- [Records provided]
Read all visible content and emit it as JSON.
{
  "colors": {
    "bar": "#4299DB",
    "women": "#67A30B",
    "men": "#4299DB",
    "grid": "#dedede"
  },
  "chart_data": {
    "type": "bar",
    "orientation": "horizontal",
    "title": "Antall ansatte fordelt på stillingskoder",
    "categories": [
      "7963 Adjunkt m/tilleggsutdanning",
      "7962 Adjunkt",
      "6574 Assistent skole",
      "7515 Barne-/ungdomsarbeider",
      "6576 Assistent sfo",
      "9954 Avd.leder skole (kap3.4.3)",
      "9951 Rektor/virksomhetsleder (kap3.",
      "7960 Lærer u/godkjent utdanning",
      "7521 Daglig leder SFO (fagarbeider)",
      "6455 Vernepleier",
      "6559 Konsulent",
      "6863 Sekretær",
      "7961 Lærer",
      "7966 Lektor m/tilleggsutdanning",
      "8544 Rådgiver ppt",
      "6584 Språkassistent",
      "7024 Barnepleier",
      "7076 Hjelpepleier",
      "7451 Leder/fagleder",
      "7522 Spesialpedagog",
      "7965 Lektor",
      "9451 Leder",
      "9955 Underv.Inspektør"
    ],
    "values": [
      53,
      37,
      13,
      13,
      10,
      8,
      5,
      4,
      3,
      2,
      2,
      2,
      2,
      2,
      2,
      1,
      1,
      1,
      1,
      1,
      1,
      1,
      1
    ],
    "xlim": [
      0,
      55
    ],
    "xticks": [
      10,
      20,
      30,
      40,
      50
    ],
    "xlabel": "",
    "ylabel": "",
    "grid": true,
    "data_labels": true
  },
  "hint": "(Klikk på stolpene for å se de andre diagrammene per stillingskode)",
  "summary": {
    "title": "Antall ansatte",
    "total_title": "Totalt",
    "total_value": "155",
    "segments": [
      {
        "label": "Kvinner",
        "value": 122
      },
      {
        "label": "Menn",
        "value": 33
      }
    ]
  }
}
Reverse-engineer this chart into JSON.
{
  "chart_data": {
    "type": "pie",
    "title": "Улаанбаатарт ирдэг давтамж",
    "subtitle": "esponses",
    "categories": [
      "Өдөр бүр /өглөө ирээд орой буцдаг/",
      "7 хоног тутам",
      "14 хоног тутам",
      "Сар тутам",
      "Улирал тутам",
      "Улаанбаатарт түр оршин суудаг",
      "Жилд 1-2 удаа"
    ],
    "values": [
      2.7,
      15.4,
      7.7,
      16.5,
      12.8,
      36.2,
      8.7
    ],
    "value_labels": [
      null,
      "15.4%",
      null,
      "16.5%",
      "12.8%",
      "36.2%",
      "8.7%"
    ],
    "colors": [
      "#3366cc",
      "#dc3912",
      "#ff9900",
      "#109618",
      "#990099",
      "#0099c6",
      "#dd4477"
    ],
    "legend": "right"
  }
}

- [The exercise]
Pick out all lines from the data above in which the word "Lektor" appears.

- [The output]
      "7966 Lektor m/tilleggsutdanning",
      "7965 Lektor",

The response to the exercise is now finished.